From the listing below, pick out each line with the word "without".

◆ **Source data**
* start *

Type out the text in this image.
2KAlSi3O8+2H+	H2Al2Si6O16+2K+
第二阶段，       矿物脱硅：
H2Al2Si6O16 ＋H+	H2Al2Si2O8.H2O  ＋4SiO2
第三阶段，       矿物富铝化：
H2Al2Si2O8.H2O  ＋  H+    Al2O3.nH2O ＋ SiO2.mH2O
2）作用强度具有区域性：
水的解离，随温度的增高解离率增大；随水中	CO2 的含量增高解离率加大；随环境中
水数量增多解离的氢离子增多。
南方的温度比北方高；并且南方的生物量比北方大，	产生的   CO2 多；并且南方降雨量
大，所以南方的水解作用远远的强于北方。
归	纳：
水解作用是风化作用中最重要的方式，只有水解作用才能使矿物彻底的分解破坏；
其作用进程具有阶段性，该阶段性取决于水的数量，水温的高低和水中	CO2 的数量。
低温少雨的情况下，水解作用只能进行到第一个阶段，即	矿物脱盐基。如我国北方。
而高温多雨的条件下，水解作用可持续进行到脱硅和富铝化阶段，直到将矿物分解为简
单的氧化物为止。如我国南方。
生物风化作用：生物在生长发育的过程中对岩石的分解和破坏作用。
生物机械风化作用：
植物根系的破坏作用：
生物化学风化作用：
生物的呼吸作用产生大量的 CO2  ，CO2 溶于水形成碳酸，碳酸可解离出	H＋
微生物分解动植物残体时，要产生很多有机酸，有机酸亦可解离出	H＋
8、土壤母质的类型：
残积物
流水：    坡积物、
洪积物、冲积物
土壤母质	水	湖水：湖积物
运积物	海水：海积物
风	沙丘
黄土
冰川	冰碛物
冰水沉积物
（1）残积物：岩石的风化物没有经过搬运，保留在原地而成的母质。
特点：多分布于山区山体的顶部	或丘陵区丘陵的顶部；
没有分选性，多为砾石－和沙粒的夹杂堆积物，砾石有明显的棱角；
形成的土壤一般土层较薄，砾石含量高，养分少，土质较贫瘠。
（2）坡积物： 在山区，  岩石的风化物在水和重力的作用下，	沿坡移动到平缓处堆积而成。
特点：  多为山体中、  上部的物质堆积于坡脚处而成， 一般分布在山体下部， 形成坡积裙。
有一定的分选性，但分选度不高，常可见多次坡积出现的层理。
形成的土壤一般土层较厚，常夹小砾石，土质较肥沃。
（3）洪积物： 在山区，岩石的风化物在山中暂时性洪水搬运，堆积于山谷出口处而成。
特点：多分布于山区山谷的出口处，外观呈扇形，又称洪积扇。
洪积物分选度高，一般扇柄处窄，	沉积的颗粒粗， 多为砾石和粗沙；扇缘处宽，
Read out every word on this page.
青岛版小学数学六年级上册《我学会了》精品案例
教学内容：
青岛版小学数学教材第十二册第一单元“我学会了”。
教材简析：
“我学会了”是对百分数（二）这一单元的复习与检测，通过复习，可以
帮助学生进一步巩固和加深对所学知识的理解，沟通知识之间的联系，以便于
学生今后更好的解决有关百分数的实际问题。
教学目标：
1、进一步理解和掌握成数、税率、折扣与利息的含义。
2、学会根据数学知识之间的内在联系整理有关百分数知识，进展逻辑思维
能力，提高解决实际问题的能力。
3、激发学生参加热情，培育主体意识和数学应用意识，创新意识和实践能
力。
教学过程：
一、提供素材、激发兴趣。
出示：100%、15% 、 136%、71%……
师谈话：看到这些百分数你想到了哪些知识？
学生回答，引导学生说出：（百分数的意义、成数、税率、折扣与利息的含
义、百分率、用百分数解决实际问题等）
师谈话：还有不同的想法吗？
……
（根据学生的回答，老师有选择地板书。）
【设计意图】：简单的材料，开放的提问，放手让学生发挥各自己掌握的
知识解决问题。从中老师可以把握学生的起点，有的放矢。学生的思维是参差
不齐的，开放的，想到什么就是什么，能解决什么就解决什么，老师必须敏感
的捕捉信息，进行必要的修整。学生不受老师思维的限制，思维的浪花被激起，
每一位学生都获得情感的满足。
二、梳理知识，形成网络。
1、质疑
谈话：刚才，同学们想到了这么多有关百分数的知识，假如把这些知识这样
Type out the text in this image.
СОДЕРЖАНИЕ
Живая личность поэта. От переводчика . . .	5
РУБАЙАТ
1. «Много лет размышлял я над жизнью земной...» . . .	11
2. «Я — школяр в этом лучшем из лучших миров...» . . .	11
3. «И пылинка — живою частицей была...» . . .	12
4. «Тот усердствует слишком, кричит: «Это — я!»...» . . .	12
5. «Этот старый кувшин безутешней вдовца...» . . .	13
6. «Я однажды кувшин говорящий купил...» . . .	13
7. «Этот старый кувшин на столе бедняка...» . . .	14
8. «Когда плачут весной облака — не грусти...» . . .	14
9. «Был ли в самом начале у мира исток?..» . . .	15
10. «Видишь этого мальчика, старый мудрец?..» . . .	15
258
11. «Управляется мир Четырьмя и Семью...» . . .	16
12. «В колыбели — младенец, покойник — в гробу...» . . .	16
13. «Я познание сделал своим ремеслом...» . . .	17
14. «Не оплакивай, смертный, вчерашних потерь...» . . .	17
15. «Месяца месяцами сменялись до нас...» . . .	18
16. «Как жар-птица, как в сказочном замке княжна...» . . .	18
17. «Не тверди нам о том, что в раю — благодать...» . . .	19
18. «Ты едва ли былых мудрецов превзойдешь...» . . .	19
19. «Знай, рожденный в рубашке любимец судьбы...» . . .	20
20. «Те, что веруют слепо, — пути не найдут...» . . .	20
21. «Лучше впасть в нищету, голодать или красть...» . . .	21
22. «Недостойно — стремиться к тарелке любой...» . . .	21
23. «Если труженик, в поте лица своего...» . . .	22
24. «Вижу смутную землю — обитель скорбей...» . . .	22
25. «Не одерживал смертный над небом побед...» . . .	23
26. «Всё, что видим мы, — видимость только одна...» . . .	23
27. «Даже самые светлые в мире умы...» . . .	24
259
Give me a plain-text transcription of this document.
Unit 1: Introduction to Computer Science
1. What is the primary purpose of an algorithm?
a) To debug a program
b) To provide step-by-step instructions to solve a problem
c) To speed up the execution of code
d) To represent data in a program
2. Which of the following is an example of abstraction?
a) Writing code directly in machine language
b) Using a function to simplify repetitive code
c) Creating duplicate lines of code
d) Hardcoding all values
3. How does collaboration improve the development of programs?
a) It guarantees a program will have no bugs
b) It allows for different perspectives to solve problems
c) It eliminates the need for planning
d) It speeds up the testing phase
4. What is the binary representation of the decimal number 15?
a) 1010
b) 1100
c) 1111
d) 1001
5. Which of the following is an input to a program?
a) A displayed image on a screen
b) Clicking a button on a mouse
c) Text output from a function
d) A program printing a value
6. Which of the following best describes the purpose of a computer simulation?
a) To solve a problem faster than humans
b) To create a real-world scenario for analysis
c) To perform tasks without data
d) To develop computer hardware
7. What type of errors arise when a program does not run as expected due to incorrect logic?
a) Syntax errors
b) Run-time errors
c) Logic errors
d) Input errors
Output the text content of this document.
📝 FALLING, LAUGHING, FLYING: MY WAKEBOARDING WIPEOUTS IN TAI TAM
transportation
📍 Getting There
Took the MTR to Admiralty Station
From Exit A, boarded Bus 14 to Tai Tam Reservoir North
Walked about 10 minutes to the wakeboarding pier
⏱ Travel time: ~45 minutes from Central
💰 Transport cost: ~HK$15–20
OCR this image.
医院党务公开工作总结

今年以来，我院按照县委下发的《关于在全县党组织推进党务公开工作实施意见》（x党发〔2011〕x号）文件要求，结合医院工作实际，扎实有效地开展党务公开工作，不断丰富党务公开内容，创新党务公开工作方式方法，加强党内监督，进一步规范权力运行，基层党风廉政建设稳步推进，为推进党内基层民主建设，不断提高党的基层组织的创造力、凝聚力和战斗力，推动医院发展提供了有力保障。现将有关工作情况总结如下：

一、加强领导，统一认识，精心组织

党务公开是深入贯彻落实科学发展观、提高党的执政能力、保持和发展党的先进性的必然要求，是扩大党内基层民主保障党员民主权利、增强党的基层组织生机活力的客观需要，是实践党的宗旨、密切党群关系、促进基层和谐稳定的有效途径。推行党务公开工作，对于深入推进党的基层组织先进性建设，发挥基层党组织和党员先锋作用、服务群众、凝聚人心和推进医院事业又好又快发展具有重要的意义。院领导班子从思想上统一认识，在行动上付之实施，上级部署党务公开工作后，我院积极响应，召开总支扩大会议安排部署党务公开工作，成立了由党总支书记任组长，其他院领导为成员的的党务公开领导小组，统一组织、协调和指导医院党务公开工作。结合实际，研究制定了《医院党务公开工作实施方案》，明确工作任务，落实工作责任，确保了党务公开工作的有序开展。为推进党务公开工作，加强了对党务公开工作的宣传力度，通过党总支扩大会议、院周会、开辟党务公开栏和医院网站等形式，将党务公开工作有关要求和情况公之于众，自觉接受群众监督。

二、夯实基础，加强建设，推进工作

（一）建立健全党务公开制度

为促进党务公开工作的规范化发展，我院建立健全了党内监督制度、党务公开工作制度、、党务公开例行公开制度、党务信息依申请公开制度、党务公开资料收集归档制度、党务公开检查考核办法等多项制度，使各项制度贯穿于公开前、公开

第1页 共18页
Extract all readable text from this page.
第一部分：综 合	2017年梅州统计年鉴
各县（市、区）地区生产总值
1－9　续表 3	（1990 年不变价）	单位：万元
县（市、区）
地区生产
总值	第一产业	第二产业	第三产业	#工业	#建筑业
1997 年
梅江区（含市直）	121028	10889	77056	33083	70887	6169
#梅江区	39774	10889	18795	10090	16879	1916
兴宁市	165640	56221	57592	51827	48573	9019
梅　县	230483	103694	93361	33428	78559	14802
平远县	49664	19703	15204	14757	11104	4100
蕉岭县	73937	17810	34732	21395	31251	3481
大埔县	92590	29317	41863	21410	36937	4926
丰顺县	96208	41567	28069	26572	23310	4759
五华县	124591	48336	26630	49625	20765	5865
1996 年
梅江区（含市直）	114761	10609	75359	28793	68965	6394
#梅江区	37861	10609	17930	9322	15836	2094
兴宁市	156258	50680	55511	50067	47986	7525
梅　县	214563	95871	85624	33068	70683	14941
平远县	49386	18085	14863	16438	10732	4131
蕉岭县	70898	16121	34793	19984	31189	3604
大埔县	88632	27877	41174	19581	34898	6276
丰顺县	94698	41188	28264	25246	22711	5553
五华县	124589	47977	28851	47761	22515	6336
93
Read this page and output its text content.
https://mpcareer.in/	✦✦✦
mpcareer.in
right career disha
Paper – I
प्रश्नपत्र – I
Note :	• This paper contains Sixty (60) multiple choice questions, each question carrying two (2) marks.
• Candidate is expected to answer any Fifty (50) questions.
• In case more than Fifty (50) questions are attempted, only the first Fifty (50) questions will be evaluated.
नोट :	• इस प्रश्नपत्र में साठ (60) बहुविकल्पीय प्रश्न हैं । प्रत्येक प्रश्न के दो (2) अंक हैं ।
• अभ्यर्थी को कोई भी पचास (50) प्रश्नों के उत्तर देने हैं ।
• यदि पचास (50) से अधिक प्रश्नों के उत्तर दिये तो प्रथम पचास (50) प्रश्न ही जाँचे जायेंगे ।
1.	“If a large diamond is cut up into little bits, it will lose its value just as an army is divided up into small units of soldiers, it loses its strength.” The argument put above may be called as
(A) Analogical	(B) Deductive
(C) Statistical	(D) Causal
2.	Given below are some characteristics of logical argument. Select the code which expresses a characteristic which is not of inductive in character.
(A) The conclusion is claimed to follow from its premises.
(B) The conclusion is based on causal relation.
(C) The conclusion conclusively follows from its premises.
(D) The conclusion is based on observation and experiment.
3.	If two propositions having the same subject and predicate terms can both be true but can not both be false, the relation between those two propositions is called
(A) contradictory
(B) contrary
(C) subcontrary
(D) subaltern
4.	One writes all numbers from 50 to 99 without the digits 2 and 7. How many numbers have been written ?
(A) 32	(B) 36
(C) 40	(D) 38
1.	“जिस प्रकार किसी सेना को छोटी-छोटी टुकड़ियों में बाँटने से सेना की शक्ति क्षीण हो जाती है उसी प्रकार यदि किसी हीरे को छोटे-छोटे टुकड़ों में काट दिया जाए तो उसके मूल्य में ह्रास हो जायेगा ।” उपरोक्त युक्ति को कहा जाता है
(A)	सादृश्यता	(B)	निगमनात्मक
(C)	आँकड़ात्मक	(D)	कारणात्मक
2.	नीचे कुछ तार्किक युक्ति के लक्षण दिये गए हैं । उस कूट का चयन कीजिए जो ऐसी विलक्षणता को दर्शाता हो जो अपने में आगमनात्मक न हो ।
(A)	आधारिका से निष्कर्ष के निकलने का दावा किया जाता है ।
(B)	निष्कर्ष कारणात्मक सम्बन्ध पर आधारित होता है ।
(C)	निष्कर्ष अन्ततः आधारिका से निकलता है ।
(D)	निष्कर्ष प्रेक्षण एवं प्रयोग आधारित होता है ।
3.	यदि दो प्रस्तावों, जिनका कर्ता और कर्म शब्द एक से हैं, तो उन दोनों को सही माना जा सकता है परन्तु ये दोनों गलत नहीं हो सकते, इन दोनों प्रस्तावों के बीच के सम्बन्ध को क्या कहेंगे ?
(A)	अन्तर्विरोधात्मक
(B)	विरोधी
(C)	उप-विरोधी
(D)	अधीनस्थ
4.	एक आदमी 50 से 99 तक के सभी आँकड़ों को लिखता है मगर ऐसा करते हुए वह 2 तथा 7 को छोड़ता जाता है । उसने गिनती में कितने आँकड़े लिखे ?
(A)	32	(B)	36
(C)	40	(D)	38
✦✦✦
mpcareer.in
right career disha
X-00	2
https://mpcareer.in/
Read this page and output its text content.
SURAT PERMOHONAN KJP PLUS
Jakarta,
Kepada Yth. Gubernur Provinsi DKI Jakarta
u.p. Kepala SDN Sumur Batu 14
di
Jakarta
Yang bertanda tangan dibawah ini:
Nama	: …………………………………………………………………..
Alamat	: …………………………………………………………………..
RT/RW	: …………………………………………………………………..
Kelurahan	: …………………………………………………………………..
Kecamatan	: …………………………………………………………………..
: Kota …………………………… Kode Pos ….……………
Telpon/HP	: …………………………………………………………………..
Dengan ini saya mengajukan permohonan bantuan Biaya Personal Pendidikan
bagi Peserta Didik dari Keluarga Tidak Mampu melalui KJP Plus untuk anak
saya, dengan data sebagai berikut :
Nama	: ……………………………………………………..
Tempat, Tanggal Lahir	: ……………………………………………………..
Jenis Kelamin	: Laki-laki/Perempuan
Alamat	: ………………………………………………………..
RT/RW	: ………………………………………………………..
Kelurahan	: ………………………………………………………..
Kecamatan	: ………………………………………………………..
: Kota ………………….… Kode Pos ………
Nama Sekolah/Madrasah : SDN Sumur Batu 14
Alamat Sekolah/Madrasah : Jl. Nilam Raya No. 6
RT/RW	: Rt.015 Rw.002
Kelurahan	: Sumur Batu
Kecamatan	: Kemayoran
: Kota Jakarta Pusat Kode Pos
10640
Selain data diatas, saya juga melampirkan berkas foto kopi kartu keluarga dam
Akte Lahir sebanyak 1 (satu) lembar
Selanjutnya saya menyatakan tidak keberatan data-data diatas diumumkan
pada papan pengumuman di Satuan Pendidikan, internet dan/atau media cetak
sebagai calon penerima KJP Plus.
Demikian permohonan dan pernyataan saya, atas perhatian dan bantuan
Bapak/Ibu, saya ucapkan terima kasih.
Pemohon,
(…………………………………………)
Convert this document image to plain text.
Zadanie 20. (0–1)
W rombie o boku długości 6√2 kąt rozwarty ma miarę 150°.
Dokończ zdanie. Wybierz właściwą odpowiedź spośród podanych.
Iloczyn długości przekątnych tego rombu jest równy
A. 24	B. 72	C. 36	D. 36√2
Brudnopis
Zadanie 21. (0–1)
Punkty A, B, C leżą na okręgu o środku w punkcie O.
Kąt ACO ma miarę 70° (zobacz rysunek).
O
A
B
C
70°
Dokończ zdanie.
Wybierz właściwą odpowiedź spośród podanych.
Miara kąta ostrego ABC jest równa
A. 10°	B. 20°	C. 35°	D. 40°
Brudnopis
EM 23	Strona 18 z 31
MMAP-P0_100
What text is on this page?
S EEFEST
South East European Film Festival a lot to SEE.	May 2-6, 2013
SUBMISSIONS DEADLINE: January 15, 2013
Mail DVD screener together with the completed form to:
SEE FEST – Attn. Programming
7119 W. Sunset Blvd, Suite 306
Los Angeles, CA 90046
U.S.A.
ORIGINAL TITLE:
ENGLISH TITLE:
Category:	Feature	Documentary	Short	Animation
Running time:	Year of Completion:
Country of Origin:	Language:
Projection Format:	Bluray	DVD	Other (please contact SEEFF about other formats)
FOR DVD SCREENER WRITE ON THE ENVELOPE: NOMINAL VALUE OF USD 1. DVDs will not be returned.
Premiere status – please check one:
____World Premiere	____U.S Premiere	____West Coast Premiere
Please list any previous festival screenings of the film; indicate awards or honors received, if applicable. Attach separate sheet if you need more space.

* end *

◆ **Exercise answer**
c) To perform tasks without data
4.	One writes all numbers from 50 to 99 without the digits 2 and 7. How many numbers have been written ?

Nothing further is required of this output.